[SET PROBLEM]: Spot each line in the records below where the word "xlabel" occurs, then copy it.

[EXTRACTED DATA]:
Begin
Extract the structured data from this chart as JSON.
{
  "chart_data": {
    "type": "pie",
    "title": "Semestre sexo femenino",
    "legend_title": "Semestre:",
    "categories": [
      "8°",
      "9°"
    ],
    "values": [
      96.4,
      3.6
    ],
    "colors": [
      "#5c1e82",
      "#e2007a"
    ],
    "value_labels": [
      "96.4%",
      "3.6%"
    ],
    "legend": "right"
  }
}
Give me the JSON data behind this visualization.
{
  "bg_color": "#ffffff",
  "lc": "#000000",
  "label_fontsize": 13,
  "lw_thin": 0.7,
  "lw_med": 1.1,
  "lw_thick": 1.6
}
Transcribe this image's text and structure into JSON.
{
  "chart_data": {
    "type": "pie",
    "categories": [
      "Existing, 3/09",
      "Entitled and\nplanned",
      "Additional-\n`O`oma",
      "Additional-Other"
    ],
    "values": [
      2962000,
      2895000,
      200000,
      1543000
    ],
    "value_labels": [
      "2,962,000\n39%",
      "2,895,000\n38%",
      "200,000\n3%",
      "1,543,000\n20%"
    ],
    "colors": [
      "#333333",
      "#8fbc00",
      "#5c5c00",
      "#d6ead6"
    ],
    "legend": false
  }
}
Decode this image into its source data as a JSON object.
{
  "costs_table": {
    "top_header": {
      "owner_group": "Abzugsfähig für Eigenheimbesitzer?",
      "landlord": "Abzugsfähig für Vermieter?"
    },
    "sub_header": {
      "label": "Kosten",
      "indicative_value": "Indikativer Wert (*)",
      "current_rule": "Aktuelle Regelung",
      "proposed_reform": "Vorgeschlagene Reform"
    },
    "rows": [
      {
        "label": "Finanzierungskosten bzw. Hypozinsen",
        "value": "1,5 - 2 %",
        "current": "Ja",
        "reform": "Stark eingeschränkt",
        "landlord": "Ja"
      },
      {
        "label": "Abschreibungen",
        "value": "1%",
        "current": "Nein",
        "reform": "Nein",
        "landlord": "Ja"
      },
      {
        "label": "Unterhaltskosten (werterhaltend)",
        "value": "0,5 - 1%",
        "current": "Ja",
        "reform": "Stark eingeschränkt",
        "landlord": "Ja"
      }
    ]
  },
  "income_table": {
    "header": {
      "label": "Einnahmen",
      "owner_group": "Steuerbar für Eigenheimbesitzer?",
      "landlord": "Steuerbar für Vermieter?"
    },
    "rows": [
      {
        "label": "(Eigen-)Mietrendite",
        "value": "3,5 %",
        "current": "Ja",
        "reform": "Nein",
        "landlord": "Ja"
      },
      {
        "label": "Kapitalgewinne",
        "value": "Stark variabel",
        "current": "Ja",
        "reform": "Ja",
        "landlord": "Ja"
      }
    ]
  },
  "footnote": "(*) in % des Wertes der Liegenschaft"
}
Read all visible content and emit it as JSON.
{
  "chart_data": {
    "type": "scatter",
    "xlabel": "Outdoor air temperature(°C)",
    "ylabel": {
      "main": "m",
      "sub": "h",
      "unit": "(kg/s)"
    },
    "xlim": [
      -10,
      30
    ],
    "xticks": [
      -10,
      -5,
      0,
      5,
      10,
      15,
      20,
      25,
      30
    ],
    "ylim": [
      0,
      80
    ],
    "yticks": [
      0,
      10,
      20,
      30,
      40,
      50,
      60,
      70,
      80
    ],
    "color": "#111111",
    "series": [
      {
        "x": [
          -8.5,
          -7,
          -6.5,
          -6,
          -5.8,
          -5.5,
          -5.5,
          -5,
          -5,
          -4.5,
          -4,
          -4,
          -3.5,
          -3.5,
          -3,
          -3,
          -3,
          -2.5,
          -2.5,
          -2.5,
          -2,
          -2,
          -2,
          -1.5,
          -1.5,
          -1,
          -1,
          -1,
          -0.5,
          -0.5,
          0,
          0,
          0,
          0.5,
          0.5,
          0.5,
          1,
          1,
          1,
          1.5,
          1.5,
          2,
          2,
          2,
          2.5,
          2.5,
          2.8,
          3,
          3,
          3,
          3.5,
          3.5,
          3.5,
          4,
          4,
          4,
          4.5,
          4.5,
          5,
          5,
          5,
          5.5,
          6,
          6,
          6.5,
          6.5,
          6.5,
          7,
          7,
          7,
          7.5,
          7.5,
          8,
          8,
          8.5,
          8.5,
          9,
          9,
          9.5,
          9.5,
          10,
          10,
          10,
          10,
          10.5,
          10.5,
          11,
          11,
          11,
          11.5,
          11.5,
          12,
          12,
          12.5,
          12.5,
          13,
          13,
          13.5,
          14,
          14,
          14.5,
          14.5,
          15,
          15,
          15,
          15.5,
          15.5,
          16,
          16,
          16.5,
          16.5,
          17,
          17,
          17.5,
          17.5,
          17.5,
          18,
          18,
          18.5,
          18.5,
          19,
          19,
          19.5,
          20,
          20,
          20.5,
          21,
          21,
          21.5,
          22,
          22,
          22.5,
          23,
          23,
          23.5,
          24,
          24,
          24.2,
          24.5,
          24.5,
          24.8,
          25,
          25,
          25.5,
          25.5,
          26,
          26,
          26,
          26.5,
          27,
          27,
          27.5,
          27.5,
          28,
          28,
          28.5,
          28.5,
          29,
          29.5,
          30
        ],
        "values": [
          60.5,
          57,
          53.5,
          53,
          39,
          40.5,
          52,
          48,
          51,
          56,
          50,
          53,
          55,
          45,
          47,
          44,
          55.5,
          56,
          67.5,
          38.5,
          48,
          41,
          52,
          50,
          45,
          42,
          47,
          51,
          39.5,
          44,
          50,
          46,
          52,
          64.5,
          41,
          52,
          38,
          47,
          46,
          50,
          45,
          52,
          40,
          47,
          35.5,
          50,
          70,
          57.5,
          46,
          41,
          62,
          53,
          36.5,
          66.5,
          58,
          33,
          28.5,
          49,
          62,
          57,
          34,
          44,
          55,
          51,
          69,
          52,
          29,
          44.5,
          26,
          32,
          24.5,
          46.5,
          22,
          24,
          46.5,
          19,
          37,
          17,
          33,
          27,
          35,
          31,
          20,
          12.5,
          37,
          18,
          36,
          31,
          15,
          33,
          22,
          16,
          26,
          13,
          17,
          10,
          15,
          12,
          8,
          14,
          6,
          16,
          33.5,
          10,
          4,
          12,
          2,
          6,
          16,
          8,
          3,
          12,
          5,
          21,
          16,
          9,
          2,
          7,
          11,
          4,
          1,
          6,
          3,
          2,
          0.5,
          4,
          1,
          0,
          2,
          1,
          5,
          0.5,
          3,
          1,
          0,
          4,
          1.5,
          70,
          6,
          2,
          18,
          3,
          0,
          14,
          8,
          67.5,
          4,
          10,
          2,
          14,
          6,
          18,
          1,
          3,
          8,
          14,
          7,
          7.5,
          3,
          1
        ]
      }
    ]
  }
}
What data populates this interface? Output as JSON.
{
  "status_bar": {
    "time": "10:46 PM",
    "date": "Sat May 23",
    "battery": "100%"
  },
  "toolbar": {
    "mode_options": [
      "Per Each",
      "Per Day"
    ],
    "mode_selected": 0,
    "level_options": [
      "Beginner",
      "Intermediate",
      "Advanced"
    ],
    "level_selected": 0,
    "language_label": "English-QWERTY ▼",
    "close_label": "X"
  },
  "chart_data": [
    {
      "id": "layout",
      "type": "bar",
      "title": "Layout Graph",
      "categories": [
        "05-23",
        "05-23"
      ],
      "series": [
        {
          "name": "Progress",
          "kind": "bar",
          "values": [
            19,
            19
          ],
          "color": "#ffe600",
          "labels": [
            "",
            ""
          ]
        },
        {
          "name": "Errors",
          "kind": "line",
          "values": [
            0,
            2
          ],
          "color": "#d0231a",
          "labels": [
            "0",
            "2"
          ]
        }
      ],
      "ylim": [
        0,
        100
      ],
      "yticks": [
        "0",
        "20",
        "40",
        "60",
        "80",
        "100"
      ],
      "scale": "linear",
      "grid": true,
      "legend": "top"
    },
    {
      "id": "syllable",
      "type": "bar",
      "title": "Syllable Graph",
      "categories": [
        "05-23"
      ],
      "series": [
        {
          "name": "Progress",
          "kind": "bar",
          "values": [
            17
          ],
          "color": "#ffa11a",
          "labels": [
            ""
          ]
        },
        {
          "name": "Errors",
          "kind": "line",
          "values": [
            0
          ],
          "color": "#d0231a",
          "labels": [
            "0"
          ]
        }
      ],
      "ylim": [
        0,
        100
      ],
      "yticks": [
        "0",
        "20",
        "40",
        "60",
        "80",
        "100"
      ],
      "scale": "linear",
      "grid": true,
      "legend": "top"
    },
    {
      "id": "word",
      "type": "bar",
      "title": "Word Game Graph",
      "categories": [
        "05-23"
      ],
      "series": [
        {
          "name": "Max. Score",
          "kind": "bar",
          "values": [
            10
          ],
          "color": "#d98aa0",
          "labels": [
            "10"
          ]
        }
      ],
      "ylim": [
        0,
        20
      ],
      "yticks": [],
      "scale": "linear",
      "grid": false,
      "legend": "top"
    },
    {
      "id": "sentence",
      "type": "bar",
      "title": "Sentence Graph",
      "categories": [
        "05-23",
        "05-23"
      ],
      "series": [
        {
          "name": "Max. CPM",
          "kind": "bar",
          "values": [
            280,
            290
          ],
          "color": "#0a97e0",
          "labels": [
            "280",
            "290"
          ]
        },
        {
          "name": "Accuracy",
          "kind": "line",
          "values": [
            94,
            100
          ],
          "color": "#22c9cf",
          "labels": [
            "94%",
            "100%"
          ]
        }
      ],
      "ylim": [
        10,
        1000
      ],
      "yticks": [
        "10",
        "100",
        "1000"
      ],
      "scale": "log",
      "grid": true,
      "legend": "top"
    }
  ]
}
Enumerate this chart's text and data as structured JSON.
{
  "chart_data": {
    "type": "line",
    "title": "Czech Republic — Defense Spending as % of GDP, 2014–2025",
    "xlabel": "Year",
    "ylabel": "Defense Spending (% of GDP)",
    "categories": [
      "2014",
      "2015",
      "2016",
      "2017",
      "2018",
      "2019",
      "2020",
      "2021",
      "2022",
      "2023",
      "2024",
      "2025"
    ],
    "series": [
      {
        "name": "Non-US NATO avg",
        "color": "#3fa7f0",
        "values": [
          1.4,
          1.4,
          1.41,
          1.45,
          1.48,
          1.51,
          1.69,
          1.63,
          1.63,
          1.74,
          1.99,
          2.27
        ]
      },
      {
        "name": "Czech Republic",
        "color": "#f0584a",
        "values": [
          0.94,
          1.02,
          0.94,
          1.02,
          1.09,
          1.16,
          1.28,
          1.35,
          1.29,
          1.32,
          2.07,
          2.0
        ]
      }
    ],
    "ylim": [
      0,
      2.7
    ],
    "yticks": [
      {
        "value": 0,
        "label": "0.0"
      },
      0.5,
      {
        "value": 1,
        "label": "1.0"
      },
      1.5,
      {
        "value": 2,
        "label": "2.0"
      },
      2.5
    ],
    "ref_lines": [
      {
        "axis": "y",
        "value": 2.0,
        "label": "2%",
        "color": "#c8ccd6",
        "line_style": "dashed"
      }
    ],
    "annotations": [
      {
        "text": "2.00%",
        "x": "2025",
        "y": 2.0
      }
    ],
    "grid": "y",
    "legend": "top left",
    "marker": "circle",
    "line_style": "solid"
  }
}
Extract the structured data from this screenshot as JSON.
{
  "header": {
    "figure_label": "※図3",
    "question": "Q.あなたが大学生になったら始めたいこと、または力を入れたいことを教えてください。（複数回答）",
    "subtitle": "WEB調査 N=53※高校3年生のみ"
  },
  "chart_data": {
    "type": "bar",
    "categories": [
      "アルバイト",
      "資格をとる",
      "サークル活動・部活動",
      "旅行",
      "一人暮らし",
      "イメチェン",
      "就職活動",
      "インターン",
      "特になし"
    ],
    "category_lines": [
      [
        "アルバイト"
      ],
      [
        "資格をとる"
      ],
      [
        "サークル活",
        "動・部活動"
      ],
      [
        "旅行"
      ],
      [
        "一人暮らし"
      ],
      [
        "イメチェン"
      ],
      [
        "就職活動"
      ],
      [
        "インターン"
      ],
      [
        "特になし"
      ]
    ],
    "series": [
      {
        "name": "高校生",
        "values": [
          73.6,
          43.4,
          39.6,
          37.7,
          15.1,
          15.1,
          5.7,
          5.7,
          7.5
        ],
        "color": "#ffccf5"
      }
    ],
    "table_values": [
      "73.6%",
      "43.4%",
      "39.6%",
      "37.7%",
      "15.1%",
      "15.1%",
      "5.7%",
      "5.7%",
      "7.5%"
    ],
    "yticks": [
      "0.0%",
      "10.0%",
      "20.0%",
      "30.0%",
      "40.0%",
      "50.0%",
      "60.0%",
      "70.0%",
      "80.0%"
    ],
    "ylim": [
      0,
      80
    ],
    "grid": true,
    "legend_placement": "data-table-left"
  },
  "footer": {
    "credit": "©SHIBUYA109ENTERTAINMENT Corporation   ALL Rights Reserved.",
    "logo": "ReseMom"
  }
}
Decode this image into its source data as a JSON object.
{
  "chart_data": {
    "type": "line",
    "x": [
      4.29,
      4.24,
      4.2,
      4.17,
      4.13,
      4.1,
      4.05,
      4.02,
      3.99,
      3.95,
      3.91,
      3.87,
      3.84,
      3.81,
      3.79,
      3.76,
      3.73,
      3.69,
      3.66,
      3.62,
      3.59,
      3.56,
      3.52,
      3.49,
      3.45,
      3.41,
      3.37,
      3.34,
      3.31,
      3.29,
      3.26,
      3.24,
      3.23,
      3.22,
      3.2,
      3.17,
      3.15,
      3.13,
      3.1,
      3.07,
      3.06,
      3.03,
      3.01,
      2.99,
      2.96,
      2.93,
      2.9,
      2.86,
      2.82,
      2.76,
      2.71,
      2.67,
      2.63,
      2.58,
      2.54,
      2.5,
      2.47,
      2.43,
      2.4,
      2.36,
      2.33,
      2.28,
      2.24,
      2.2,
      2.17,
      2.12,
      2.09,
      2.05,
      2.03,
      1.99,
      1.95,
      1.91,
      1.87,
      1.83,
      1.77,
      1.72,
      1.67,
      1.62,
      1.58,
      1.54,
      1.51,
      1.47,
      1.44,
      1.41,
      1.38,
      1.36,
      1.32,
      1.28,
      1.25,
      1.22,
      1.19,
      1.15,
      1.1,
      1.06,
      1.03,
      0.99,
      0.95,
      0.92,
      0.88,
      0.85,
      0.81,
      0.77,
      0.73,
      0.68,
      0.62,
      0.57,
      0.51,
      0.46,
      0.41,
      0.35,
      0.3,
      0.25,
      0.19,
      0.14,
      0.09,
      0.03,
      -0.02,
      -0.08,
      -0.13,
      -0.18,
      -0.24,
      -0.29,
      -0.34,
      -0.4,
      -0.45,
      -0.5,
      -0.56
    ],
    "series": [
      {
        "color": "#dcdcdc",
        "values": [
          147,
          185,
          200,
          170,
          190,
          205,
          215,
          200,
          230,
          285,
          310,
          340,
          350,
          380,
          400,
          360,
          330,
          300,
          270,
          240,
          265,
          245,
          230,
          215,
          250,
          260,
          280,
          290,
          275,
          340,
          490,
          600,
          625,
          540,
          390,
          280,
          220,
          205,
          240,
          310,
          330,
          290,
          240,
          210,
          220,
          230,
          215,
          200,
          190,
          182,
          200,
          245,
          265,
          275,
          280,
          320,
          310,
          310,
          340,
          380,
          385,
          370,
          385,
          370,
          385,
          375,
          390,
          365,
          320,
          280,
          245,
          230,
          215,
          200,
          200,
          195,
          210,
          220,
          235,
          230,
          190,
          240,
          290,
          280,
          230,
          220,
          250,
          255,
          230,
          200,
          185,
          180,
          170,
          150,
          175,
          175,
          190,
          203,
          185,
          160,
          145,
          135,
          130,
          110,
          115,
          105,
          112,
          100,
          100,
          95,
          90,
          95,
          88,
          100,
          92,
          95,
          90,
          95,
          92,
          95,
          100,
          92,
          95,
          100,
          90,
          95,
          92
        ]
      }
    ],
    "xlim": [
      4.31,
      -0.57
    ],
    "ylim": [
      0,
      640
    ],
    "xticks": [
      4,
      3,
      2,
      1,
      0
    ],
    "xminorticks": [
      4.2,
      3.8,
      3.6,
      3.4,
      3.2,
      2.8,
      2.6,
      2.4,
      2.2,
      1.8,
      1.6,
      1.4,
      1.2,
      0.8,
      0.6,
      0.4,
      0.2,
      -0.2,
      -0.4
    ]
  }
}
End
[WRITTEN RESPONSE]:
    "xlabel": "Outdoor air temperature(°C)",
    "xlabel": "Year",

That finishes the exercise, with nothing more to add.